%%

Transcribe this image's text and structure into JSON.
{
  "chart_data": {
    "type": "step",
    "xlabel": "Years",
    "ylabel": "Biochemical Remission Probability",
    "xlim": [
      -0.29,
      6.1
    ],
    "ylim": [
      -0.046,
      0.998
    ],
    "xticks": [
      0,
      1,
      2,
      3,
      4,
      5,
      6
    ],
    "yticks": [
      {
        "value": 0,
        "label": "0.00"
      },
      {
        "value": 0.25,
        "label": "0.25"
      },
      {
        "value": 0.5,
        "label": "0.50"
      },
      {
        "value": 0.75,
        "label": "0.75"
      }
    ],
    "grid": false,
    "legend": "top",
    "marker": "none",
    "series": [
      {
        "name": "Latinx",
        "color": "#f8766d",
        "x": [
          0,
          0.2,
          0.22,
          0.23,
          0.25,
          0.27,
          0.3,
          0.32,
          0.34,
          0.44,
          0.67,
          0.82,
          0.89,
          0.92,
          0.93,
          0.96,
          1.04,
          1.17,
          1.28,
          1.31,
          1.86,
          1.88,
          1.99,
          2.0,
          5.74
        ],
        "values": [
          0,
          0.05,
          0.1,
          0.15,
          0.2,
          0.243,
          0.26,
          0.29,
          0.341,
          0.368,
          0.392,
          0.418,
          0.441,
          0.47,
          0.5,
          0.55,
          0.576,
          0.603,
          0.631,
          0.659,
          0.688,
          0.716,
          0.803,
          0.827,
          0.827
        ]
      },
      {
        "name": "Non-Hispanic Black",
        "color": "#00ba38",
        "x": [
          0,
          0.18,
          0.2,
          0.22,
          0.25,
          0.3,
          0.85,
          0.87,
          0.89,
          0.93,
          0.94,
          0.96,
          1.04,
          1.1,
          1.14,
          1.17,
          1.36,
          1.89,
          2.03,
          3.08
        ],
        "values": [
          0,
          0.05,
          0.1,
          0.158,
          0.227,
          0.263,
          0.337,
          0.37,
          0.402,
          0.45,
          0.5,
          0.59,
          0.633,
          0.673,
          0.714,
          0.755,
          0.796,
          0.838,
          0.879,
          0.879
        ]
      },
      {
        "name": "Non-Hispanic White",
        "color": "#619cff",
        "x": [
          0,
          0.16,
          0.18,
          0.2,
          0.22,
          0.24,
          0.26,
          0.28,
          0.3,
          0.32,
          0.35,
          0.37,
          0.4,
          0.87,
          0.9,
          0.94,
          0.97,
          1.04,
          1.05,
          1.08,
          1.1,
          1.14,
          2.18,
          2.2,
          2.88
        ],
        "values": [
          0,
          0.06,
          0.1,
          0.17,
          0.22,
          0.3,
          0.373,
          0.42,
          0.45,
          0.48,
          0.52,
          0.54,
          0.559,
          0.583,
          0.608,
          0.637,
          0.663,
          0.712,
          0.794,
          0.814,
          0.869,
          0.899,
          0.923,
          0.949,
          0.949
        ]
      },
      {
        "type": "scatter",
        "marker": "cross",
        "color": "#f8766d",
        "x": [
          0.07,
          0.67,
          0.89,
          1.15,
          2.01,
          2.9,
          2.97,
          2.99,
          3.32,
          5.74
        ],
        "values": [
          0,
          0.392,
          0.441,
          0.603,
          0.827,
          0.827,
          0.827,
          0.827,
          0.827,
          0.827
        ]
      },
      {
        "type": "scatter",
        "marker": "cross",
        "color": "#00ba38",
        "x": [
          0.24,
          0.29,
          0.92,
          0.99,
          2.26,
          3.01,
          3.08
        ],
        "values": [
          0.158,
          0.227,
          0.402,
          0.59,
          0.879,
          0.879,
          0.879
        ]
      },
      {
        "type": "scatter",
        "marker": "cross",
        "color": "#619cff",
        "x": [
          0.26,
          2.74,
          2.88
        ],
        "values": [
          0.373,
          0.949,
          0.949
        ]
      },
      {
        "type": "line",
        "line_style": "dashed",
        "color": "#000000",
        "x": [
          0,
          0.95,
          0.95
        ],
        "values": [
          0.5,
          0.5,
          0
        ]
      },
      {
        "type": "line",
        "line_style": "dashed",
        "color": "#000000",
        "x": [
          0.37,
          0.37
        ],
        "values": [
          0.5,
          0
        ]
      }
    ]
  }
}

%%

Reproduce the material verbatim, line by line.

Problem solution
Transcribe this image's text and structure into JSON.
{
  "chart_data": {
    "type": "step",
    "xlabel": "Years",
    "ylabel": "Biochemical Remission Probability",
    "xlim": [
      -0.29,
      6.1
    ],
    "ylim": [
      -0.046,
      0.998
    ],
    "xticks": [
      0,
      1,
      2,
      3,
      4,
      5,
      6
    ],
    "yticks": [
      {
        "value": 0,
        "label": "0.00"
      },
      {
        "value": 0.25,
        "label": "0.25"
      },
      {
        "value": 0.5,
        "label": "0.50"
      },
      {
        "value": 0.75,
        "label": "0.75"
      }
    ],
    "grid": false,
    "legend": "top",
    "marker": "none",
    "series": [
      {
        "name": "Latinx",
        "color": "#f8766d",
        "x": [
          0,
          0.2,
          0.22,
          0.23,
          0.25,
          0.27,
          0.3,
          0.32,
          0.34,
          0.44,
          0.67,
          0.82,
          0.89,
          0.92,
          0.93,
          0.96,
          1.04,
          1.17,
          1.28,
          1.31,
          1.86,
          1.88,
          1.99,
          2.0,
          5.74
        ],
        "values": [
          0,
          0.05,
          0.1,
          0.15,
          0.2,
          0.243,
          0.26,
          0.29,
          0.341,
          0.368,
          0.392,
          0.418,
          0.441,
          0.47,
          0.5,
          0.55,
          0.576,
          0.603,
          0.631,
          0.659,
          0.688,
          0.716,
          0.803,
          0.827,
          0.827
        ]
      },
      {
        "name": "Non-Hispanic Black",
        "color": "#00ba38",
        "x": [
          0,
          0.18,
          0.2,
          0.22,
          0.25,
          0.3,
          0.85,
          0.87,
          0.89,
          0.93,
          0.94,
          0.96,
          1.04,
          1.1,
          1.14,
          1.17,
          1.36,
          1.89,
          2.03,
          3.08
        ],
        "values": [
          0,
          0.05,
          0.1,
          0.158,
          0.227,
          0.263,
          0.337,
          0.37,
          0.402,
          0.45,
          0.5,
          0.59,
          0.633,
          0.673,
          0.714,
          0.755,
          0.796,
          0.838,
          0.879,
          0.879
        ]
      },
      {
        "name": "Non-Hispanic White",
        "color": "#619cff",
        "x": [
          0,
          0.16,
          0.18,
          0.2,
          0.22,
          0.24,
          0.26,
          0.28,
          0.3,
          0.32,
          0.35,
          0.37,
          0.4,
          0.87,
          0.9,
          0.94,
          0.97,
          1.04,
          1.05,
          1.08,
          1.1,
          1.14,
          2.18,
          2.2,
          2.88
        ],
        "values": [
          0,
          0.06,
          0.1,
          0.17,
          0.22,
          0.3,
          0.373,
          0.42,
          0.45,
          0.48,
          0.52,
          0.54,
          0.559,
          0.583,
          0.608,
          0.637,
          0.663,
          0.712,
          0.794,
          0.814,
          0.869,
          0.899,
          0.923,
          0.949,
          0.949
        ]
      },
      {
        "type": "scatter",
        "marker": "cross",
        "color": "#f8766d",
        "x": [
          0.07,
          0.67,
          0.89,
          1.15,
          2.01,
          2.9,
          2.97,
          2.99,
          3.32,
          5.74
        ],
        "values": [
          0,
          0.392,
          0.441,
          0.603,
          0.827,
          0.827,
          0.827,
          0.827,
          0.827,
          0.827
        ]
      },
      {
        "type": "scatter",
        "marker": "cross",
        "color": "#00ba38",
        "x": [
          0.24,
          0.29,
          0.92,
          0.99,
          2.26,
          3.01,
          3.08
        ],
        "values": [
          0.158,
          0.227,
          0.402,
          0.59,
          0.879,
          0.879,
          0.879
        ]
      },
      {
        "type": "scatter",
        "marker": "cross",
        "color": "#619cff",
        "x": [
          0.26,
          2.74,
          2.88
        ],
        "values": [
          0.373,
          0.949,
          0.949
        ]
      },
      {
        "type": "line",
        "line_style": "dashed",
        "color": "#000000",
        "x": [
          0,
          0.95,
          0.95
        ],
        "values": [
          0.5,
          0.5,
          0
        ]
      },
      {
        "type": "line",
        "line_style": "dashed",
        "color": "#000000",
        "x": [
          0.37,
          0.37
        ],
        "values": [
          0.5,
          0
        ]
      }
    ]
  }
}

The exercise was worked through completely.